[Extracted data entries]
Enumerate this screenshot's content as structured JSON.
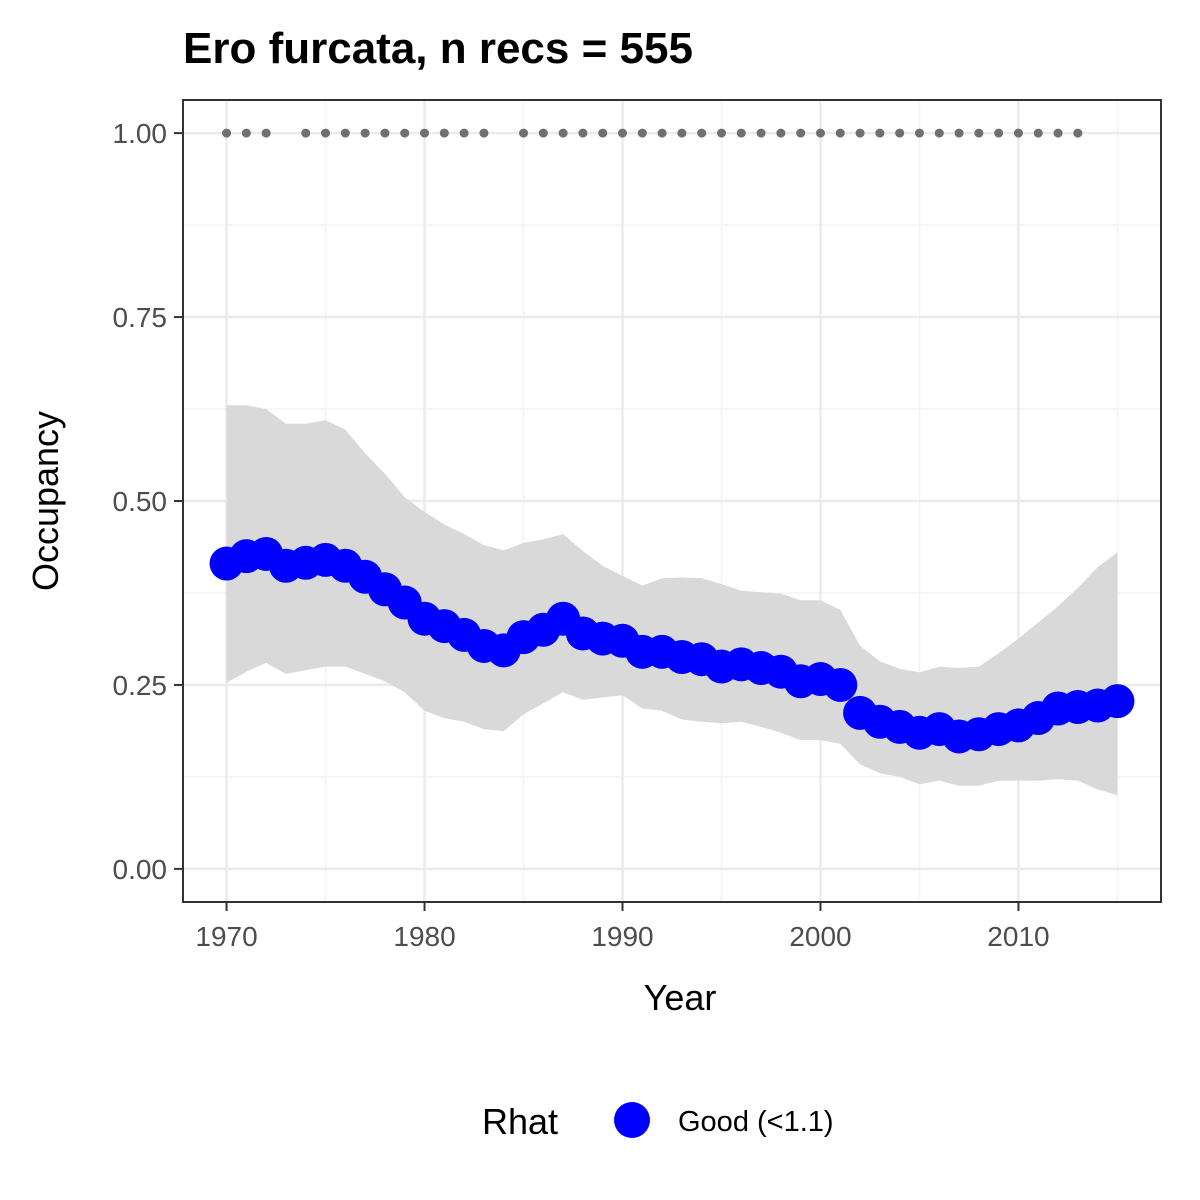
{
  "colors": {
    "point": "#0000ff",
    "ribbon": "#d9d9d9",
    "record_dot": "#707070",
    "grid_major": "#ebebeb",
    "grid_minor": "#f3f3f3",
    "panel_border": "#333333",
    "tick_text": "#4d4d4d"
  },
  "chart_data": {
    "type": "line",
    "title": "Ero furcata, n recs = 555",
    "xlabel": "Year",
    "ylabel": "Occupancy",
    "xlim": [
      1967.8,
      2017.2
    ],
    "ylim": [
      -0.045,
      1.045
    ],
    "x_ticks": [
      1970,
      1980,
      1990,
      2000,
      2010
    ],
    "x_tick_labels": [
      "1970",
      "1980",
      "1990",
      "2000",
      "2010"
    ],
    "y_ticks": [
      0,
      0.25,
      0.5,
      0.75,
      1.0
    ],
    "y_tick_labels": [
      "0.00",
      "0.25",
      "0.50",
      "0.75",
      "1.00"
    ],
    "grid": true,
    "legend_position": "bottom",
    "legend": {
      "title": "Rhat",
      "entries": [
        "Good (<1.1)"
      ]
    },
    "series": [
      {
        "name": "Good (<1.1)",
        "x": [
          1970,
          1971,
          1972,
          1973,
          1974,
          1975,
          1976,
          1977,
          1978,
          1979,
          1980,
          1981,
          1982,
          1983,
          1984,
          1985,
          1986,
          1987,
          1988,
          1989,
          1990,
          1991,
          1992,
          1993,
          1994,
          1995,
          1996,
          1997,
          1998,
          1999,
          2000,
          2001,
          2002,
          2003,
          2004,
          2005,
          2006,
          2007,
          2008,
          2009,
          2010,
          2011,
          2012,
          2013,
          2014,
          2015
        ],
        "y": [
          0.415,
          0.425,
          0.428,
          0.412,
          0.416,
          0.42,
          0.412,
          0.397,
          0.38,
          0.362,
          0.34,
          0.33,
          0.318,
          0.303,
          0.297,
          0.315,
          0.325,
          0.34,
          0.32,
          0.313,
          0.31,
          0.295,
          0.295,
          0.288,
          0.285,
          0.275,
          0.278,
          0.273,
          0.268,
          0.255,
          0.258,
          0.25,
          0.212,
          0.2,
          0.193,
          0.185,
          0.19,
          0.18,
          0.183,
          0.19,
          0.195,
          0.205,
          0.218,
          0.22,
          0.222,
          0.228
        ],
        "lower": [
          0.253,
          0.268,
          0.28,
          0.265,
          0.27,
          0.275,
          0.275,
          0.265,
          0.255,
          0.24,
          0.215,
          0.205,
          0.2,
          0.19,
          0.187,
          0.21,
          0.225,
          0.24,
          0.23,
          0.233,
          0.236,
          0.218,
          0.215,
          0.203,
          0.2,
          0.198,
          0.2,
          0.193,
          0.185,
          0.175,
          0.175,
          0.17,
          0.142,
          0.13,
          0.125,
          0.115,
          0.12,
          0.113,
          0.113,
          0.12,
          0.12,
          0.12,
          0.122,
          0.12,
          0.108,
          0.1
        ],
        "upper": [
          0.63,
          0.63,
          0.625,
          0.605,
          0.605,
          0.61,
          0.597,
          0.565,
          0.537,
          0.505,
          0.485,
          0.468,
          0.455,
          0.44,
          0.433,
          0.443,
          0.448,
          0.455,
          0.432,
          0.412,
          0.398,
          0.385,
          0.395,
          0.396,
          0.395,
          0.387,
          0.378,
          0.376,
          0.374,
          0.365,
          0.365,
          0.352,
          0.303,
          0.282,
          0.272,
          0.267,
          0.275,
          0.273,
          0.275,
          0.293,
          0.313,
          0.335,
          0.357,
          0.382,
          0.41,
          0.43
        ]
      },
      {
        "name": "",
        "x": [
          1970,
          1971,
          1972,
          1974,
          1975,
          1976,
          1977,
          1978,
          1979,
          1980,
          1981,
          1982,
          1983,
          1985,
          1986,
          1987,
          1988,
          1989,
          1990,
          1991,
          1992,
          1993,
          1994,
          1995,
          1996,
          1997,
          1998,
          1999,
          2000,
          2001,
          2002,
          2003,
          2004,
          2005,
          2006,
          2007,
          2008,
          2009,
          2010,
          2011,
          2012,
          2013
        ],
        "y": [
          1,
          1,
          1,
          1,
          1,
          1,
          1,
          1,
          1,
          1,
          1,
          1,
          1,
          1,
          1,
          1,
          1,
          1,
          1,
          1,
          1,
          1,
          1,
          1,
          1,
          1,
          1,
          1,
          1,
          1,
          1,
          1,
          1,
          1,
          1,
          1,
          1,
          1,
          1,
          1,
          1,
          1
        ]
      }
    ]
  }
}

▸ Challenge:
Write out each line of the data exactly; the images should be left out.

▸ Written response:
Enumerate this screenshot's content as structured JSON.
{
  "colors": {
    "point": "#0000ff",
    "ribbon": "#d9d9d9",
    "record_dot": "#707070",
    "grid_major": "#ebebeb",
    "grid_minor": "#f3f3f3",
    "panel_border": "#333333",
    "tick_text": "#4d4d4d"
  },
  "chart_data": {
    "type": "line",
    "title": "Ero furcata, n recs = 555",
    "xlabel": "Year",
    "ylabel": "Occupancy",
    "xlim": [
      1967.8,
      2017.2
    ],
    "ylim": [
      -0.045,
      1.045
    ],
    "x_ticks": [
      1970,
      1980,
      1990,
      2000,
      2010
    ],
    "x_tick_labels": [
      "1970",
      "1980",
      "1990",
      "2000",
      "2010"
    ],
    "y_ticks": [
      0,
      0.25,
      0.5,
      0.75,
      1.0
    ],
    "y_tick_labels": [
      "0.00",
      "0.25",
      "0.50",
      "0.75",
      "1.00"
    ],
    "grid": true,
    "legend_position": "bottom",
    "legend": {
      "title": "Rhat",
      "entries": [
        "Good (<1.1)"
      ]
    },
    "series": [
      {
        "name": "Good (<1.1)",
        "x": [
          1970,
          1971,
          1972,
          1973,
          1974,
          1975,
          1976,
          1977,
          1978,
          1979,
          1980,
          1981,
          1982,
          1983,
          1984,
          1985,
          1986,
          1987,
          1988,
          1989,
          1990,
          1991,
          1992,
          1993,
          1994,
          1995,
          1996,
          1997,
          1998,
          1999,
          2000,
          2001,
          2002,
          2003,
          2004,
          2005,
          2006,
          2007,
          2008,
          2009,
          2010,
          2011,
          2012,
          2013,
          2014,
          2015
        ],
        "y": [
          0.415,
          0.425,
          0.428,
          0.412,
          0.416,
          0.42,
          0.412,
          0.397,
          0.38,
          0.362,
          0.34,
          0.33,
          0.318,
          0.303,
          0.297,
          0.315,
          0.325,
          0.34,
          0.32,
          0.313,
          0.31,
          0.295,
          0.295,
          0.288,
          0.285,
          0.275,
          0.278,
          0.273,
          0.268,
          0.255,
          0.258,
          0.25,
          0.212,
          0.2,
          0.193,
          0.185,
          0.19,
          0.18,
          0.183,
          0.19,
          0.195,
          0.205,
          0.218,
          0.22,
          0.222,
          0.228
        ],
        "lower": [
          0.253,
          0.268,
          0.28,
          0.265,
          0.27,
          0.275,
          0.275,
          0.265,
          0.255,
          0.24,
          0.215,
          0.205,
          0.2,
          0.19,
          0.187,
          0.21,
          0.225,
          0.24,
          0.23,
          0.233,
          0.236,
          0.218,
          0.215,
          0.203,
          0.2,
          0.198,
          0.2,
          0.193,
          0.185,
          0.175,
          0.175,
          0.17,
          0.142,
          0.13,
          0.125,
          0.115,
          0.12,
          0.113,
          0.113,
          0.12,
          0.12,
          0.12,
          0.122,
          0.12,
          0.108,
          0.1
        ],
        "upper": [
          0.63,
          0.63,
          0.625,
          0.605,
          0.605,
          0.61,
          0.597,
          0.565,
          0.537,
          0.505,
          0.485,
          0.468,
          0.455,
          0.44,
          0.433,
          0.443,
          0.448,
          0.455,
          0.432,
          0.412,
          0.398,
          0.385,
          0.395,
          0.396,
          0.395,
          0.387,
          0.378,
          0.376,
          0.374,
          0.365,
          0.365,
          0.352,
          0.303,
          0.282,
          0.272,
          0.267,
          0.275,
          0.273,
          0.275,
          0.293,
          0.313,
          0.335,
          0.357,
          0.382,
          0.41,
          0.43
        ]
      },
      {
        "name": "",
        "x": [
          1970,
          1971,
          1972,
          1974,
          1975,
          1976,
          1977,
          1978,
          1979,
          1980,
          1981,
          1982,
          1983,
          1985,
          1986,
          1987,
          1988,
          1989,
          1990,
          1991,
          1992,
          1993,
          1994,
          1995,
          1996,
          1997,
          1998,
          1999,
          2000,
          2001,
          2002,
          2003,
          2004,
          2005,
          2006,
          2007,
          2008,
          2009,
          2010,
          2011,
          2012,
          2013
        ],
        "y": [
          1,
          1,
          1,
          1,
          1,
          1,
          1,
          1,
          1,
          1,
          1,
          1,
          1,
          1,
          1,
          1,
          1,
          1,
          1,
          1,
          1,
          1,
          1,
          1,
          1,
          1,
          1,
          1,
          1,
          1,
          1,
          1,
          1,
          1,
          1,
          1,
          1,
          1,
          1,
          1,
          1,
          1
        ]
      }
    ]
  }
}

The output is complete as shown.